▸ **Work to do**
Write out the stretch of the depth-filtering passage below from "Alternatively, batches could" to "to the batch.", word for word and unchanged.

Alternatively, batches could be formed of N frames whose successive pose distance (defined over a metric in transformation space SE3) is above a threshold. In this case, not all frames are fused. A new frame is added into the batch only if the relative transformation with respect to the last frame satisfies the selected criteria, otherwise it is discarded. This approach may yield better results when the measurement error in depth is highly correlated with the viewpoint -as is the case in when depth is extracted from stereo, for example. When deriving depth from stereo, some systemic errors On particular, artefacts at boundaries) persist until the camera moves. It is therefore desirable to wait for some movement before adding to the batch.

The filtering method used is explained in Fig. 9. Depth histograms are used at the pixel level to compute the depth mode. Using the mode instead of the mean can make the filter more resilient to outliers. In practice, most outliers are rejected at this stage -particularly those that result from a high frequency random process and are therefore detectable from time consistency alone. The filtering is based on an assumption that the process which generates depth values is a mixture of a Gaussian plus an outlier distribution. Under this assumption, if the histogram bin size is selected to match the Gaussian standard deviation, it could be expected that most measurements will fall in single adjacent bins. The filter selects the bin with most measurements and computes the mean depth of all the points that fell sufficiently close to this bin On particular, fell in its immediately adjacent bins), discarding any remaining depth values as outliers.

As illustrated in Fig. 9, in a batch of N frames the central frame is used as reference pose for the output filtered depthmap. The middle triangle in the drawing represents the viewpoint (pose) of the central frame. The other triangles represent the viewpoints (poses) of other frames along the trajectory of the mobile device 100. Points from all other frames are re-projected into the central frame and stored in the pixel they re-project to. Then, for each pixel, a histogram of depths is computed. This histogram can be discretised either linearly with depth or with inverse-depth depending on the sensor error model. After the histogram is computed, the bin with the highest re-projected point count (that is, the mode) is selected. A final per-pixel refinement is made by averaging the points that fall close to the selected bin. In the drawing: the grey shaded box is an observed object, the dots are the noisy measurements. The set of histograms is represented schematically by the trapezoidal grid. For example, three adjacent histogram bins for a pixel at the right hand edge of the depth image are denoted by reference numerals 20-1, 20-2, and 20-3.

▸ **Data rows**
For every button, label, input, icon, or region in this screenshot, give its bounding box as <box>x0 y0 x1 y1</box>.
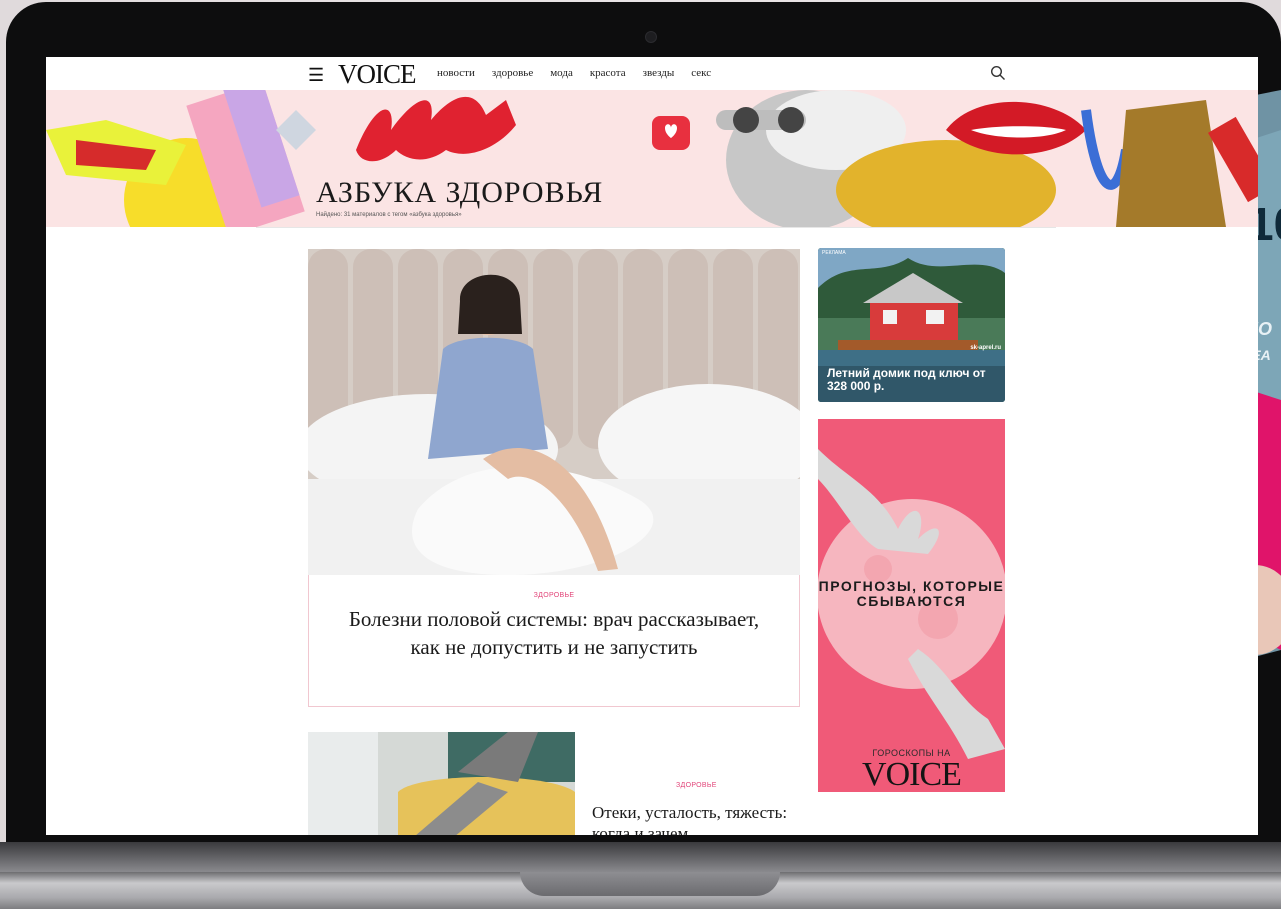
banner-subtitle: Найдено: 31 материалов с тегом «азбука з… <box>316 212 462 218</box>
hero-article-image[interactable] <box>308 249 800 575</box>
laptop-notch <box>520 872 780 896</box>
article-title[interactable]: Болезни половой системы: врач рассказыва… <box>334 605 774 661</box>
ad-headline[interactable]: ПРОГНОЗЫ, КОТОРЫЕ СБЫВАЮТСЯ <box>818 579 1005 609</box>
hero-photo <box>308 249 800 575</box>
banner-title: АЗБУКА ЗДОРОВЬЯ <box>316 176 604 209</box>
hero-article-card[interactable]: здоровье Болезни половой системы: врач р… <box>308 575 800 707</box>
nav-item-beauty[interactable]: красота <box>590 67 626 79</box>
nav-item-stars[interactable]: звезды <box>643 67 675 79</box>
main-nav: новости здоровье мода красота звезды сек… <box>437 67 728 79</box>
ad-label: РЕКЛАМА <box>822 250 846 256</box>
tag-banner: АЗБУКА ЗДОРОВЬЯ Найдено: 31 материалов с… <box>46 90 1258 227</box>
divider <box>256 227 1056 228</box>
article-title[interactable]: Отеки, усталость, тяжесть: когда и зачем <box>592 802 792 835</box>
ad-headline[interactable]: Летний домик под ключ от 328 000 р. <box>827 367 997 393</box>
site-header: ☰ VOICE новости здоровье мода красота зв… <box>46 57 1258 91</box>
webcam <box>645 31 657 43</box>
horoscope-ad[interactable]: ПРОГНОЗЫ, КОТОРЫЕ СБЫВАЮТСЯ ГОРОСКОПЫ НА… <box>818 419 1005 792</box>
nav-item-fashion[interactable]: мода <box>550 67 573 79</box>
article-tag[interactable]: здоровье <box>309 592 799 599</box>
nav-item-health[interactable]: здоровье <box>492 67 533 79</box>
second-article-image[interactable] <box>308 732 575 835</box>
nav-item-sex[interactable]: секс <box>691 67 711 79</box>
article-tag[interactable]: здоровье <box>676 782 717 789</box>
browser-screen: ☰ VOICE новости здоровье мода красота зв… <box>46 57 1258 835</box>
site-logo[interactable]: VOICE <box>338 59 416 90</box>
nav-item-news[interactable]: новости <box>437 67 475 79</box>
hamburger-menu-icon[interactable]: ☰ <box>308 65 324 86</box>
laptop-hinge <box>0 842 1281 872</box>
house-ad[interactable]: РЕКЛАМА sk-aprel.ru Летний домик под клю… <box>818 248 1005 402</box>
second-photo <box>308 732 575 835</box>
banner-collage <box>46 90 1258 227</box>
ad-logo: VOICE <box>862 756 962 792</box>
ad-domain[interactable]: sk-aprel.ru <box>970 345 1001 351</box>
search-icon[interactable] <box>990 65 1006 81</box>
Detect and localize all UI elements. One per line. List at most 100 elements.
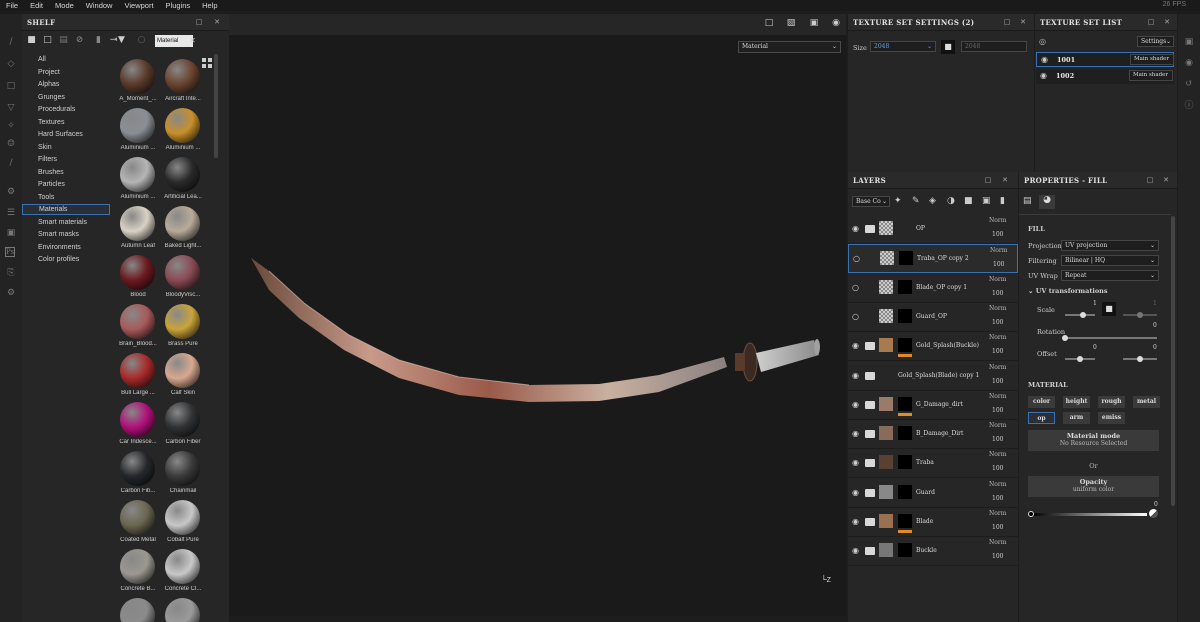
picker-icon[interactable]: ∕ <box>5 157 17 169</box>
delete-layer-icon[interactable]: ▮ <box>1000 196 1005 206</box>
layers-icon[interactable]: ☰ <box>5 207 17 219</box>
eye-icon[interactable]: ◉ <box>852 458 862 467</box>
category-color-profiles[interactable]: Color profiles <box>22 254 110 265</box>
layer-row[interactable]: ◉ Traba Norm 100 <box>848 449 1018 479</box>
menu-help[interactable]: Help <box>196 1 223 10</box>
layer-opacity[interactable]: 100 <box>992 553 1003 560</box>
add-paint-layer-icon[interactable]: ✎ <box>912 196 920 206</box>
category-project[interactable]: Project <box>22 67 110 78</box>
db-icon[interactable]: ▤ <box>58 35 69 46</box>
opacity-slider[interactable] <box>1031 513 1147 516</box>
layer-row[interactable]: ◉ Guard Norm 100 <box>848 478 1018 508</box>
scale-slider-2-knob[interactable] <box>1137 312 1143 318</box>
material-thumbnail[interactable]: Aluminium ... <box>162 106 204 155</box>
menu-window[interactable]: Window <box>80 1 119 10</box>
color-picker-icon[interactable] <box>1149 509 1158 518</box>
trash-icon[interactable]: ▮ <box>93 35 104 46</box>
layer-opacity[interactable]: 100 <box>992 407 1003 414</box>
channel-metal-button[interactable]: metal <box>1133 396 1160 408</box>
menu-edit[interactable]: Edit <box>24 1 49 10</box>
layer-row[interactable]: ○ Guard_OP Norm 100 <box>848 302 1018 332</box>
category-procedurals[interactable]: Procedurals <box>22 104 110 115</box>
blend-mode[interactable]: Norm <box>989 217 1006 224</box>
menu-mode[interactable]: Mode <box>49 1 80 10</box>
category-environments[interactable]: Environments <box>22 242 110 253</box>
material-tab-icon[interactable]: ◕ <box>1039 195 1055 209</box>
rotation-slider-knob[interactable] <box>1062 335 1068 341</box>
material-thumbnail[interactable]: Carbon Fiber <box>162 400 204 449</box>
maximize-icon[interactable]: □ <box>194 17 204 27</box>
scale-slider-knob[interactable] <box>1080 312 1086 318</box>
lock-icon[interactable]: ■ <box>941 40 955 54</box>
circle-icon[interactable]: ○ <box>136 35 147 46</box>
channel-arm-button[interactable]: arm <box>1063 412 1090 424</box>
shelf-scrollbar[interactable] <box>214 54 218 158</box>
layer-row[interactable]: ○ Blade_OP copy 1 Norm 100 <box>848 273 1018 303</box>
channel-rough-button[interactable]: rough <box>1098 396 1125 408</box>
material-thumbnail[interactable]: Concrete Cl... <box>162 547 204 596</box>
material-thumbnail[interactable]: Artificial Lea... <box>162 155 204 204</box>
blend-mode[interactable]: Norm <box>990 247 1007 254</box>
category-materials[interactable]: Materials <box>22 204 110 215</box>
category-particles[interactable]: Particles <box>22 179 110 190</box>
category-hard-surfaces[interactable]: Hard Surfaces <box>22 129 110 140</box>
shader-select[interactable]: Main shader <box>1129 70 1173 81</box>
layer-row[interactable]: ◉ Gold_Splash(Buckle) Norm 100 <box>848 332 1018 362</box>
blend-mode[interactable]: Norm <box>989 539 1006 546</box>
channel-emiss-button[interactable]: emiss <box>1098 412 1125 424</box>
material-thumbnail[interactable]: Coated Metal <box>117 498 159 547</box>
shader-select[interactable]: Main shader <box>1130 54 1174 65</box>
layer-opacity[interactable]: 100 <box>992 231 1003 238</box>
material-thumbnail[interactable]: Concrete B... <box>117 547 159 596</box>
layer-opacity[interactable]: 100 <box>992 465 1003 472</box>
eye-icon[interactable]: ◉ <box>852 400 862 409</box>
blend-mode[interactable]: Norm <box>989 451 1006 458</box>
info-icon[interactable]: ⓘ <box>1183 100 1195 112</box>
eraser-icon[interactable]: ◇ <box>5 58 17 70</box>
category-tools[interactable]: Tools <box>22 192 110 203</box>
layer-row[interactable]: ◉ G_Damage_dirt Norm 100 <box>848 390 1018 420</box>
fill-tab-icon[interactable]: ▤ <box>1023 196 1032 206</box>
projection-icon[interactable]: □ <box>5 80 17 92</box>
maximize-icon[interactable]: □ <box>1002 17 1012 27</box>
layer-opacity[interactable]: 100 <box>992 378 1003 385</box>
settings-icon[interactable]: ⚙ <box>5 186 17 198</box>
layer-row[interactable]: ◉ B_Damage_Dirt Norm 100 <box>848 420 1018 450</box>
eye-icon[interactable]: ◉ <box>852 224 862 233</box>
layer-opacity[interactable]: 100 <box>992 319 1003 326</box>
layer-opacity[interactable]: 100 <box>992 436 1003 443</box>
category-brushes[interactable]: Brushes <box>22 167 110 178</box>
layer-row[interactable]: ◉ Gold_Splash(Blade) copy 1 Norm 100 <box>848 361 1018 391</box>
blend-mode[interactable]: Norm <box>989 364 1006 371</box>
size-field-2[interactable]: 2048 <box>961 41 1027 52</box>
filter-icon[interactable]: ▼ <box>116 35 127 46</box>
maximize-icon[interactable]: □ <box>1145 175 1155 185</box>
scale-lock-icon[interactable]: ■ <box>1102 302 1116 316</box>
material-thumbnail[interactable]: Blood <box>117 253 159 302</box>
material-thumbnail[interactable]: Brass Pure <box>162 302 204 351</box>
add-effect-icon[interactable]: ✦ <box>894 196 902 206</box>
menu-viewport[interactable]: Viewport <box>118 1 159 10</box>
clone-icon[interactable]: ☺ <box>5 138 17 150</box>
channel-height-button[interactable]: height <box>1063 396 1090 408</box>
eye-icon[interactable]: ◉ <box>852 341 862 350</box>
close-icon[interactable]: ✕ <box>1162 17 1172 27</box>
material-thumbnail[interactable]: BloodyVisc... <box>162 253 204 302</box>
props-scrollbar[interactable] <box>1171 216 1175 506</box>
category-textures[interactable]: Textures <box>22 117 110 128</box>
history-icon[interactable]: ↺ <box>1183 78 1195 90</box>
category-all[interactable]: All <box>22 54 110 65</box>
polygon-fill-icon[interactable]: ▽ <box>5 102 17 114</box>
close-icon[interactable]: ✕ <box>1000 175 1010 185</box>
eye-icon[interactable]: ◉ <box>1041 55 1048 64</box>
add-fill-layer-icon[interactable]: ◈ <box>929 196 936 206</box>
eye-icon[interactable]: ◉ <box>852 517 862 526</box>
eye-hidden-icon[interactable]: ○ <box>852 283 862 292</box>
channel-color-button[interactable]: color <box>1028 396 1055 408</box>
blend-mode[interactable]: Norm <box>989 276 1006 283</box>
clear-search-icon[interactable]: ✕ <box>187 35 198 46</box>
material-thumbnail[interactable] <box>117 596 159 622</box>
new-file-icon[interactable]: □ <box>42 35 53 46</box>
material-thumbnail[interactable]: Aluminium ... <box>117 155 159 204</box>
material-thumbnail[interactable]: Baked Light... <box>162 204 204 253</box>
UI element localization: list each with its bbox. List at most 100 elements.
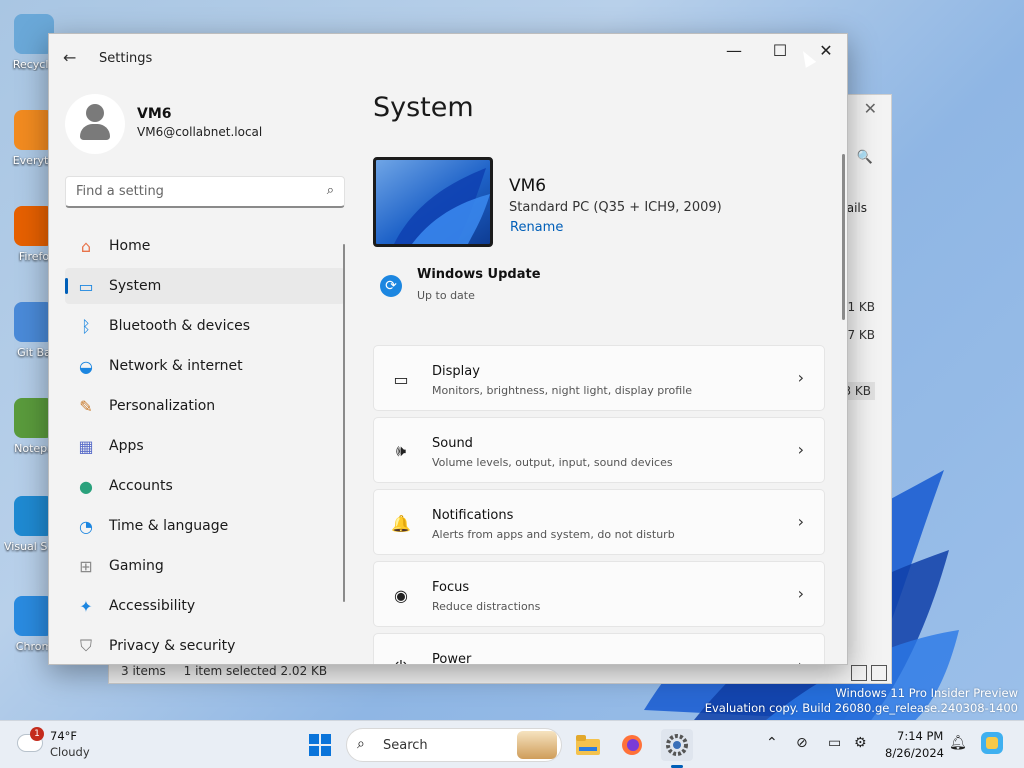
card-subtitle: Alerts from apps and system, do not dist…	[432, 528, 675, 541]
accounts-icon: ●	[79, 476, 93, 496]
settings-card-focus[interactable]: ◉ Focus Reduce distractions ›	[373, 561, 825, 627]
details-view-icon[interactable]	[851, 665, 867, 681]
home-icon: ⌂	[80, 236, 92, 256]
sidebar-item-label: Time & language	[109, 518, 229, 534]
tiles-view-icon[interactable]	[871, 665, 887, 681]
notification-badge: 1	[30, 727, 44, 741]
brush-icon: ✎	[79, 396, 93, 416]
view-buttons	[851, 665, 887, 681]
chevron-right-icon: ›	[797, 584, 804, 603]
sidebar-item-gaming[interactable]: ⊞ Gaming	[65, 548, 345, 584]
network-offline-icon[interactable]: ⊘	[796, 735, 808, 751]
sidebar-item-label: Accessibility	[109, 598, 196, 614]
item-count: 3 items	[121, 664, 166, 678]
settings-card-power[interactable]: ⏻ Power ›	[373, 633, 825, 665]
sidebar-scrollbar[interactable]	[343, 244, 345, 602]
card-title: Display	[432, 364, 480, 379]
card-title: Notifications	[432, 508, 514, 523]
weather-temperature: 74°F	[50, 729, 77, 743]
sidebar-item-apps[interactable]: ▦ Apps	[65, 428, 345, 464]
sidebar-item-home[interactable]: ⌂ Home	[65, 228, 345, 264]
settings-cards: ▭ Display Monitors, brightness, night ligh…	[373, 345, 825, 665]
find-setting-search: ⌕	[65, 176, 345, 208]
page-title: System	[373, 92, 474, 123]
settings-gear-icon[interactable]	[661, 729, 693, 761]
sidebar-item-bluetooth-devices[interactable]: ᛒ Bluetooth & devices	[65, 308, 345, 344]
copilot-icon[interactable]	[980, 731, 1004, 759]
wifi-icon: ◒	[79, 356, 93, 376]
power-icon: ⏻	[390, 656, 412, 664]
sidebar-item-label: Apps	[109, 438, 144, 454]
card-title: Power	[432, 652, 472, 665]
sidebar-nav: ⌂ Home ▭ System ᛒ Bluetooth & devices ◒ Network…	[65, 228, 345, 664]
clock-time[interactable]: 7:14 PM	[897, 729, 943, 743]
sidebar-item-label: Bluetooth & devices	[109, 318, 251, 334]
chevron-right-icon: ›	[797, 440, 804, 459]
windows-update-status: Up to date	[417, 289, 475, 302]
sidebar-item-label: Network & internet	[109, 358, 243, 374]
sidebar-item-privacy-security[interactable]: ⛉ Privacy & security	[65, 628, 345, 664]
user-name: VM6	[137, 106, 172, 122]
chevron-up-icon[interactable]: ⌃	[766, 735, 778, 751]
maximize-icon[interactable]: ☐	[757, 40, 803, 72]
title-bar: ← Settings — ☐ ✕	[49, 34, 847, 82]
start-button[interactable]	[304, 729, 336, 761]
sidebar-item-accounts[interactable]: ● Accounts	[65, 468, 345, 504]
sidebar-item-label: System	[109, 278, 162, 294]
back-arrow-icon[interactable]: ←	[63, 48, 76, 67]
bell-icon[interactable]: 🔔︎	[949, 735, 967, 751]
windows-update-icon[interactable]: ⟳	[380, 275, 402, 297]
card-title: Sound	[432, 436, 473, 451]
sidebar-item-label: Home	[109, 238, 151, 254]
chevron-right-icon: ›	[797, 512, 804, 531]
watermark-line-2: Evaluation copy. Build 26080.ge_release.…	[704, 701, 1018, 715]
display-icon: ▭	[393, 369, 409, 389]
card-subtitle: Monitors, brightness, night light, displ…	[432, 384, 693, 397]
search-label: Search	[383, 738, 428, 753]
sidebar-item-label: Gaming	[109, 558, 164, 574]
settings-card-sound[interactable]: 🕪 Sound Volume levels, output, input, soun…	[373, 417, 825, 483]
shield-icon: ⛉	[79, 636, 92, 655]
display-tray-icon[interactable]: ▭	[828, 735, 841, 751]
system-icon: ▭	[78, 276, 94, 296]
sync-icon[interactable]: ⚙	[854, 735, 867, 751]
sidebar-item-personalization[interactable]: ✎ Personalization	[65, 388, 345, 424]
sidebar-item-network-internet[interactable]: ◒ Network & internet	[65, 348, 345, 384]
rename-link[interactable]: Rename	[510, 220, 563, 235]
settings-card-display[interactable]: ▭ Display Monitors, brightness, night ligh…	[373, 345, 825, 411]
file-size: 1 KB	[847, 300, 875, 314]
firefox-icon[interactable]	[616, 729, 648, 761]
avatar[interactable]	[65, 94, 125, 154]
clock-date[interactable]: 8/26/2024	[885, 746, 944, 760]
card-subtitle: Volume levels, output, input, sound devi…	[432, 456, 673, 469]
minimize-icon[interactable]: —	[711, 40, 757, 72]
content-scrollbar[interactable]	[842, 154, 845, 320]
search-icon: ⌕	[326, 183, 334, 198]
device-name: VM6	[509, 176, 547, 196]
search-highlight-icon	[517, 731, 557, 759]
weather-condition: Cloudy	[50, 745, 90, 759]
close-icon[interactable]: ✕	[864, 99, 877, 118]
file-explorer-icon[interactable]	[572, 729, 604, 761]
watermark-line-1: Windows 11 Pro Insider Preview	[835, 686, 1018, 700]
sidebar-item-system[interactable]: ▭ System	[65, 268, 345, 304]
focus-icon: ◉	[394, 585, 408, 605]
user-email: VM6@collabnet.local	[137, 125, 263, 139]
search-input[interactable]	[66, 177, 296, 205]
sidebar-item-accessibility[interactable]: ✦ Accessibility	[65, 588, 345, 624]
sidebar-item-label: Privacy & security	[109, 638, 236, 654]
search-icon: ⌕	[357, 736, 365, 752]
taskbar-search[interactable]: ⌕ Search	[346, 728, 562, 762]
speaker-icon: 🕪	[395, 441, 407, 460]
chevron-right-icon: ›	[797, 368, 804, 387]
device-wallpaper-thumbnail	[373, 157, 493, 247]
settings-card-notifications[interactable]: 🔔 Notifications Alerts from apps and syste…	[373, 489, 825, 555]
sidebar-item-time-language[interactable]: ◔ Time & language	[65, 508, 345, 544]
window-title: Settings	[99, 51, 153, 66]
globe-icon: ◔	[79, 516, 93, 536]
selection-info: 1 item selected 2.02 KB	[183, 664, 328, 678]
windows-update-title[interactable]: Windows Update	[417, 267, 541, 282]
accessibility-icon: ✦	[79, 596, 93, 616]
gamepad-icon: ⊞	[79, 556, 93, 576]
search-icon[interactable]: 🔍	[857, 150, 873, 165]
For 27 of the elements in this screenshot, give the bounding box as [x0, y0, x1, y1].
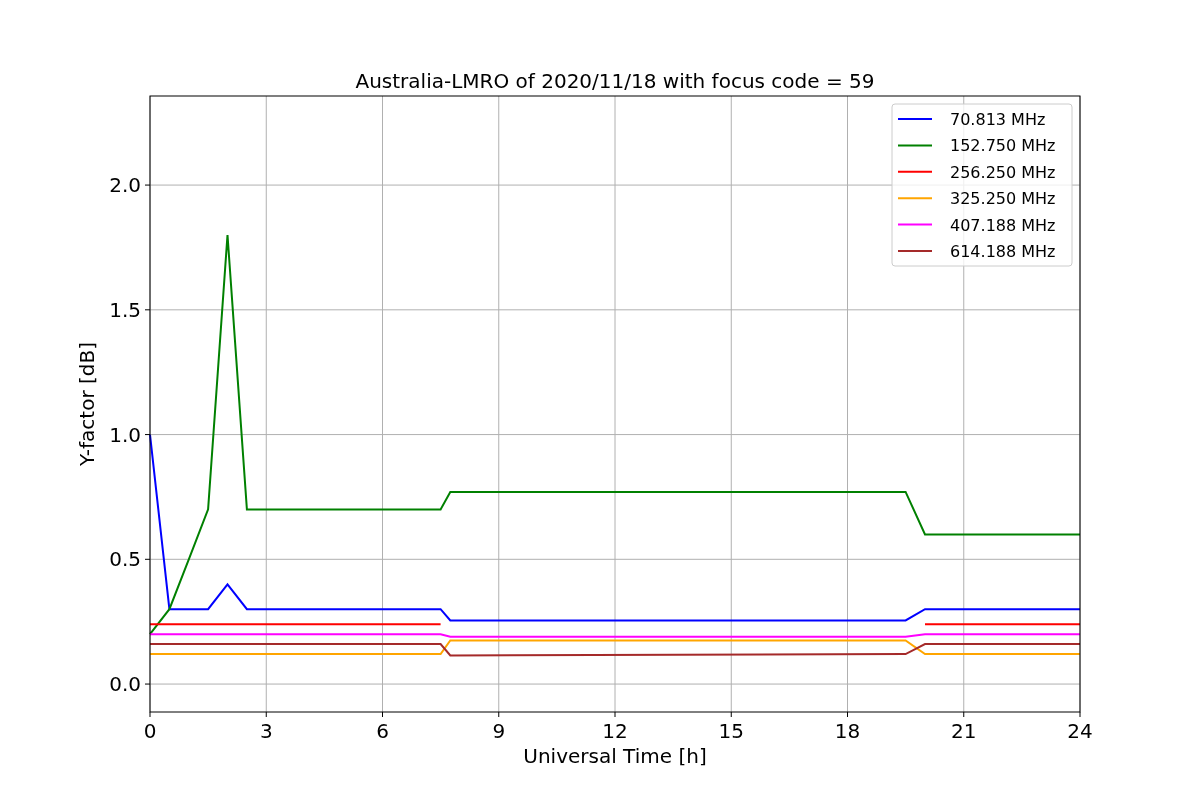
legend-swatch: [897, 223, 933, 226]
legend-swatch: [897, 144, 933, 147]
legend-swatch: [897, 197, 933, 200]
y-tick-label: 1.0: [109, 422, 141, 447]
legend-label: 325.250 MHz: [950, 189, 1056, 209]
x-tick-label: 24: [1067, 719, 1093, 743]
y-tick-label: 0.5: [109, 547, 141, 572]
x-tick-label: 6: [376, 719, 389, 743]
x-tick-label: 12: [602, 719, 628, 743]
x-tick-label: 9: [492, 719, 506, 743]
x-tick-label: 15: [718, 719, 744, 743]
x-axis-label: Universal Time [h]: [523, 744, 707, 768]
legend-label: 256.250 MHz: [950, 162, 1056, 182]
legend-swatch: [897, 170, 933, 173]
chart-title: Australia-LMRO of 2020/11/18 with focus code = 59: [355, 69, 875, 93]
x-tick-label: 18: [834, 719, 861, 743]
legend-label: 407.188 MHz: [950, 215, 1056, 235]
x-tick-label: 21: [951, 719, 977, 743]
legend-label: 614.188 MHz: [950, 242, 1056, 261]
y-tick-label: 2.0: [109, 173, 141, 198]
legend-label: 152.750 MHz: [950, 136, 1056, 156]
x-tick-label: 3: [259, 719, 273, 743]
x-tick-label: 0: [143, 719, 157, 743]
y-tick-label: 1.5: [109, 297, 141, 322]
y-tick-label: 0.0: [109, 672, 141, 697]
legend-label: 70.813 MHz: [950, 110, 1046, 129]
y-axis-label: Y-factor [dB]: [75, 342, 99, 466]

▸ **Task solution**
Alternatively, batches could be formed of N frames whose successive pose distance (defined over a metric in transformation space SE3) is above a threshold. In this case, not all frames are fused. A new frame is added into the batch only if the relative transformation with respect to the last frame satisfies the selected criteria, otherwise it is discarded. This approach may yield better results when the measurement error in depth is highly correlated with the viewpoint -as is the case in when depth is extracted from stereo, for example. When deriving depth from stereo, some systemic errors On particular, artefacts at boundaries) persist until the camera moves. It is therefore desirable to wait for some movement before adding to the batch.